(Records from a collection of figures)

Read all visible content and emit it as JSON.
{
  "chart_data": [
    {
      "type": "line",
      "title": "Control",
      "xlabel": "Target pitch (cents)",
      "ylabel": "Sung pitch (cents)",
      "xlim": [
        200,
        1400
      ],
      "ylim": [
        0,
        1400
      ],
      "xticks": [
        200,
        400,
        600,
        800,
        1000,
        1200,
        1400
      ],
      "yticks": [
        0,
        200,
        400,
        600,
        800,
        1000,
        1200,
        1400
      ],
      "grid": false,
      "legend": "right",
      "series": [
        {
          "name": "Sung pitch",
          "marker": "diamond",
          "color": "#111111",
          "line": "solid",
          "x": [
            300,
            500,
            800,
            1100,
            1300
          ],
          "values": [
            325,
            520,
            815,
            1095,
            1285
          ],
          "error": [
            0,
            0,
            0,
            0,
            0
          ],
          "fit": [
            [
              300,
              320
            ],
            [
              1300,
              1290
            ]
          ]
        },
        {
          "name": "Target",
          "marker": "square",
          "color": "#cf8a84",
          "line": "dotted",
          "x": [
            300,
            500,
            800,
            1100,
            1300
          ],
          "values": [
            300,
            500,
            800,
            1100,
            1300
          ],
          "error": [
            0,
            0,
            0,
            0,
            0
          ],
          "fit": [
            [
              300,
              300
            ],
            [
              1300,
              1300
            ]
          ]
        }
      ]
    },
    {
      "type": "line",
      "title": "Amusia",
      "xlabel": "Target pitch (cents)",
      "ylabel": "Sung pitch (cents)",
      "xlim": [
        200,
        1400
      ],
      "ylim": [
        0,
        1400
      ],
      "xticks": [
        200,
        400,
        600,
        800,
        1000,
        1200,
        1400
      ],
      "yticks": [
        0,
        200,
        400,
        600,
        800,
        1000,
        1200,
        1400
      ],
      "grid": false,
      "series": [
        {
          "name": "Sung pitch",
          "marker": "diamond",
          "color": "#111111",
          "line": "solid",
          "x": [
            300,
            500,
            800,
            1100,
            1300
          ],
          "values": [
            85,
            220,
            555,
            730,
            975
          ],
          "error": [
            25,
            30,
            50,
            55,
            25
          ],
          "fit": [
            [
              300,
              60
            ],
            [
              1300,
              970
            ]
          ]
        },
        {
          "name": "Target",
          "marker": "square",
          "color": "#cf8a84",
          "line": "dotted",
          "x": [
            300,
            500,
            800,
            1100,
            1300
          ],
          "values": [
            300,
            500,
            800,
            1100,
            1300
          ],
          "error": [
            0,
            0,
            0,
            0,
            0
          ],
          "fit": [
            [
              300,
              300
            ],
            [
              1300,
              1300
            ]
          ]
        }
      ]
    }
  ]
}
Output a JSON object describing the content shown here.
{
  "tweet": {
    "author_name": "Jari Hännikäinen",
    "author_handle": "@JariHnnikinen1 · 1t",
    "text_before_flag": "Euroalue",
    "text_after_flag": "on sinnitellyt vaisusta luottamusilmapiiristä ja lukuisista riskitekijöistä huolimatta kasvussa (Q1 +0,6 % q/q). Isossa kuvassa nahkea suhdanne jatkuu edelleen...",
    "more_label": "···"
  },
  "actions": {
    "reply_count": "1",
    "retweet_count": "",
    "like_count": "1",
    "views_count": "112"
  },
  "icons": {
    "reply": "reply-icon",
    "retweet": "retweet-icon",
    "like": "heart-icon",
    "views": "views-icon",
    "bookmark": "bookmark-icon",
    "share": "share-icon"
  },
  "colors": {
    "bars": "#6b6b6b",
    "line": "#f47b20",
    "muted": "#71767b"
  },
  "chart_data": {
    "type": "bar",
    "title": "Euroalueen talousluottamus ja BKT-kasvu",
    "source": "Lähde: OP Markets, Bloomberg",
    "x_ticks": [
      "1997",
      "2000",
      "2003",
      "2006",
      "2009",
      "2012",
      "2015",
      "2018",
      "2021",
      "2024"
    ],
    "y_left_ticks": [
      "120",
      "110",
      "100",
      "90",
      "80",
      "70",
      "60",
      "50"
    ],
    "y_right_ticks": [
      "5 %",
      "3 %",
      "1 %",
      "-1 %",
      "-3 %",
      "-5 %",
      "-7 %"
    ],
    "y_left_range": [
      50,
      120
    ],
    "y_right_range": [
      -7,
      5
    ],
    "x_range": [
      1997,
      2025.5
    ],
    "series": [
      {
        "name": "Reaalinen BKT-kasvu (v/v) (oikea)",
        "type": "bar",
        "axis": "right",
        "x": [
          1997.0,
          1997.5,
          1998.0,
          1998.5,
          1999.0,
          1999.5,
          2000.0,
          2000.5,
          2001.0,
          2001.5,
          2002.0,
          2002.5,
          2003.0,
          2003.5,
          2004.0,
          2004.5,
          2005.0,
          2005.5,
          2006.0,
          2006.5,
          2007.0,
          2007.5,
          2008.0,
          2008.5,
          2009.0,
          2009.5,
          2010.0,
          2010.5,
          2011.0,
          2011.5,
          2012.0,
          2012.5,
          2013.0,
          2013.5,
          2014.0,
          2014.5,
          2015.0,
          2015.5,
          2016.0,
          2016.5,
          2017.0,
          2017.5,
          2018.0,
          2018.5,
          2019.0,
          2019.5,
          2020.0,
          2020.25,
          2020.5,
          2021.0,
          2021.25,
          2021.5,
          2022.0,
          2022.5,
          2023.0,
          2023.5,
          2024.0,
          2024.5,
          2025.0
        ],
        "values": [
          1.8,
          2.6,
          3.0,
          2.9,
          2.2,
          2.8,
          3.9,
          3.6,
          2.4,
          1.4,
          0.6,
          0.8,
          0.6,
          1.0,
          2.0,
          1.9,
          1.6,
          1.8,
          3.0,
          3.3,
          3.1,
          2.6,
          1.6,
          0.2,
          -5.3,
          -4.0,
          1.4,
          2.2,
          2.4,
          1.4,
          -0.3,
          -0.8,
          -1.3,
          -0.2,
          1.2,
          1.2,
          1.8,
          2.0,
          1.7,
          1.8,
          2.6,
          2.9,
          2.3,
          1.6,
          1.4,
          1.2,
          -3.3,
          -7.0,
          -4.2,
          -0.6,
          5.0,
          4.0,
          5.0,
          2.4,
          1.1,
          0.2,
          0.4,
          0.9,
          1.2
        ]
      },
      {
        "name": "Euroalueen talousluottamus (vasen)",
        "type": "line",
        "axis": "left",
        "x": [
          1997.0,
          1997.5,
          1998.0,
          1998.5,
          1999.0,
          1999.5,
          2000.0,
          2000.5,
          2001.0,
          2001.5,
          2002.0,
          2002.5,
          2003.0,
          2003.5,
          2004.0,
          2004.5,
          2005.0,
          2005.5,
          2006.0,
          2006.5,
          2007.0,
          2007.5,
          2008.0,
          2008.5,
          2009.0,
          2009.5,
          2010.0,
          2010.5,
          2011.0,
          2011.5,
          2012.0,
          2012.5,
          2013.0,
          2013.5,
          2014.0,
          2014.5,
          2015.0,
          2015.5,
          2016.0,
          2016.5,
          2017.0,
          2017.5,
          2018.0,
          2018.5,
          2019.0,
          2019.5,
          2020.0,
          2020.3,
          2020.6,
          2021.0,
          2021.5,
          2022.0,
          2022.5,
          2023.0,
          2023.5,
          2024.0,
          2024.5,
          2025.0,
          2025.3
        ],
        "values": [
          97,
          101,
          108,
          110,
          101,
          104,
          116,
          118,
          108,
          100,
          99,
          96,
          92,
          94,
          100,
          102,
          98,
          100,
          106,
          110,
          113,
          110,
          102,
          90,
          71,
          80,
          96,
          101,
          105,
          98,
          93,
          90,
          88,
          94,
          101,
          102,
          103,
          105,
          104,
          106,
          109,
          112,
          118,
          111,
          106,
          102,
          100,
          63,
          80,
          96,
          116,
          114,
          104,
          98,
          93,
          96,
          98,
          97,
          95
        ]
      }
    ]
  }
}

What you will do: Extract every entry in the listing word for word.

Task answer:
Read all visible content and emit it as JSON.
{
  "chart_data": [
    {
      "type": "line",
      "title": "Control",
      "xlabel": "Target pitch (cents)",
      "ylabel": "Sung pitch (cents)",
      "xlim": [
        200,
        1400
      ],
      "ylim": [
        0,
        1400
      ],
      "xticks": [
        200,
        400,
        600,
        800,
        1000,
        1200,
        1400
      ],
      "yticks": [
        0,
        200,
        400,
        600,
        800,
        1000,
        1200,
        1400
      ],
      "grid": false,
      "legend": "right",
      "series": [
        {
          "name": "Sung pitch",
          "marker": "diamond",
          "color": "#111111",
          "line": "solid",
          "x": [
            300,
            500,
            800,
            1100,
            1300
          ],
          "values": [
            325,
            520,
            815,
            1095,
            1285
          ],
          "error": [
            0,
            0,
            0,
            0,
            0
          ],
          "fit": [
            [
              300,
              320
            ],
            [
              1300,
              1290
            ]
          ]
        },
        {
          "name": "Target",
          "marker": "square",
          "color": "#cf8a84",
          "line": "dotted",
          "x": [
            300,
            500,
            800,
            1100,
            1300
          ],
          "values": [
            300,
            500,
            800,
            1100,
            1300
          ],
          "error": [
            0,
            0,
            0,
            0,
            0
          ],
          "fit": [
            [
              300,
              300
            ],
            [
              1300,
              1300
            ]
          ]
        }
      ]
    },
    {
      "type": "line",
      "title": "Amusia",
      "xlabel": "Target pitch (cents)",
      "ylabel": "Sung pitch (cents)",
      "xlim": [
        200,
        1400
      ],
      "ylim": [
        0,
        1400
      ],
      "xticks": [
        200,
        400,
        600,
        800,
        1000,
        1200,
        1400
      ],
      "yticks": [
        0,
        200,
        400,
        600,
        800,
        1000,
        1200,
        1400
      ],
      "grid": false,
      "series": [
        {
          "name": "Sung pitch",
          "marker": "diamond",
          "color": "#111111",
          "line": "solid",
          "x": [
            300,
            500,
            800,
            1100,
            1300
          ],
          "values": [
            85,
            220,
            555,
            730,
            975
          ],
          "error": [
            25,
            30,
            50,
            55,
            25
          ],
          "fit": [
            [
              300,
              60
            ],
            [
              1300,
              970
            ]
          ]
        },
        {
          "name": "Target",
          "marker": "square",
          "color": "#cf8a84",
          "line": "dotted",
          "x": [
            300,
            500,
            800,
            1100,
            1300
          ],
          "values": [
            300,
            500,
            800,
            1100,
            1300
          ],
          "error": [
            0,
            0,
            0,
            0,
            0
          ],
          "fit": [
            [
              300,
              300
            ],
            [
              1300,
              1300
            ]
          ]
        }
      ]
    }
  ]
}
Output a JSON object describing the content shown here.
{
  "tweet": {
    "author_name": "Jari Hännikäinen",
    "author_handle": "@JariHnnikinen1 · 1t",
    "text_before_flag": "Euroalue",
    "text_after_flag": "on sinnitellyt vaisusta luottamusilmapiiristä ja lukuisista riskitekijöistä huolimatta kasvussa (Q1 +0,6 % q/q). Isossa kuvassa nahkea suhdanne jatkuu edelleen...",
    "more_label": "···"
  },
  "actions": {
    "reply_count": "1",
    "retweet_count": "",
    "like_count": "1",
    "views_count": "112"
  },
  "icons": {
    "reply": "reply-icon",
    "retweet": "retweet-icon",
    "like": "heart-icon",
    "views": "views-icon",
    "bookmark": "bookmark-icon",
    "share": "share-icon"
  },
  "colors": {
    "bars": "#6b6b6b",
    "line": "#f47b20",
    "muted": "#71767b"
  },
  "chart_data": {
    "type": "bar",
    "title": "Euroalueen talousluottamus ja BKT-kasvu",
    "source": "Lähde: OP Markets, Bloomberg",
    "x_ticks": [
      "1997",
      "2000",
      "2003",
      "2006",
      "2009",
      "2012",
      "2015",
      "2018",
      "2021",
      "2024"
    ],
    "y_left_ticks": [
      "120",
      "110",
      "100",
      "90",
      "80",
      "70",
      "60",
      "50"
    ],
    "y_right_ticks": [
      "5 %",
      "3 %",
      "1 %",
      "-1 %",
      "-3 %",
      "-5 %",
      "-7 %"
    ],
    "y_left_range": [
      50,
      120
    ],
    "y_right_range": [
      -7,
      5
    ],
    "x_range": [
      1997,
      2025.5
    ],
    "series": [
      {
        "name": "Reaalinen BKT-kasvu (v/v) (oikea)",
        "type": "bar",
        "axis": "right",
        "x": [
          1997.0,
          1997.5,
          1998.0,
          1998.5,
          1999.0,
          1999.5,
          2000.0,
          2000.5,
          2001.0,
          2001.5,
          2002.0,
          2002.5,
          2003.0,
          2003.5,
          2004.0,
          2004.5,
          2005.0,
          2005.5,
          2006.0,
          2006.5,
          2007.0,
          2007.5,
          2008.0,
          2008.5,
          2009.0,
          2009.5,
          2010.0,
          2010.5,
          2011.0,
          2011.5,
          2012.0,
          2012.5,
          2013.0,
          2013.5,
          2014.0,
          2014.5,
          2015.0,
          2015.5,
          2016.0,
          2016.5,
          2017.0,
          2017.5,
          2018.0,
          2018.5,
          2019.0,
          2019.5,
          2020.0,
          2020.25,
          2020.5,
          2021.0,
          2021.25,
          2021.5,
          2022.0,
          2022.5,
          2023.0,
          2023.5,
          2024.0,
          2024.5,
          2025.0
        ],
        "values": [
          1.8,
          2.6,
          3.0,
          2.9,
          2.2,
          2.8,
          3.9,
          3.6,
          2.4,
          1.4,
          0.6,
          0.8,
          0.6,
          1.0,
          2.0,
          1.9,
          1.6,
          1.8,
          3.0,
          3.3,
          3.1,
          2.6,
          1.6,
          0.2,
          -5.3,
          -4.0,
          1.4,
          2.2,
          2.4,
          1.4,
          -0.3,
          -0.8,
          -1.3,
          -0.2,
          1.2,
          1.2,
          1.8,
          2.0,
          1.7,
          1.8,
          2.6,
          2.9,
          2.3,
          1.6,
          1.4,
          1.2,
          -3.3,
          -7.0,
          -4.2,
          -0.6,
          5.0,
          4.0,
          5.0,
          2.4,
          1.1,
          0.2,
          0.4,
          0.9,
          1.2
        ]
      },
      {
        "name": "Euroalueen talousluottamus (vasen)",
        "type": "line",
        "axis": "left",
        "x": [
          1997.0,
          1997.5,
          1998.0,
          1998.5,
          1999.0,
          1999.5,
          2000.0,
          2000.5,
          2001.0,
          2001.5,
          2002.0,
          2002.5,
          2003.0,
          2003.5,
          2004.0,
          2004.5,
          2005.0,
          2005.5,
          2006.0,
          2006.5,
          2007.0,
          2007.5,
          2008.0,
          2008.5,
          2009.0,
          2009.5,
          2010.0,
          2010.5,
          2011.0,
          2011.5,
          2012.0,
          2012.5,
          2013.0,
          2013.5,
          2014.0,
          2014.5,
          2015.0,
          2015.5,
          2016.0,
          2016.5,
          2017.0,
          2017.5,
          2018.0,
          2018.5,
          2019.0,
          2019.5,
          2020.0,
          2020.3,
          2020.6,
          2021.0,
          2021.5,
          2022.0,
          2022.5,
          2023.0,
          2023.5,
          2024.0,
          2024.5,
          2025.0,
          2025.3
        ],
        "values": [
          97,
          101,
          108,
          110,
          101,
          104,
          116,
          118,
          108,
          100,
          99,
          96,
          92,
          94,
          100,
          102,
          98,
          100,
          106,
          110,
          113,
          110,
          102,
          90,
          71,
          80,
          96,
          101,
          105,
          98,
          93,
          90,
          88,
          94,
          101,
          102,
          103,
          105,
          104,
          106,
          109,
          112,
          118,
          111,
          106,
          102,
          100,
          63,
          80,
          96,
          116,
          114,
          104,
          98,
          93,
          96,
          98,
          97,
          95
        ]
      }
    ]
  }
}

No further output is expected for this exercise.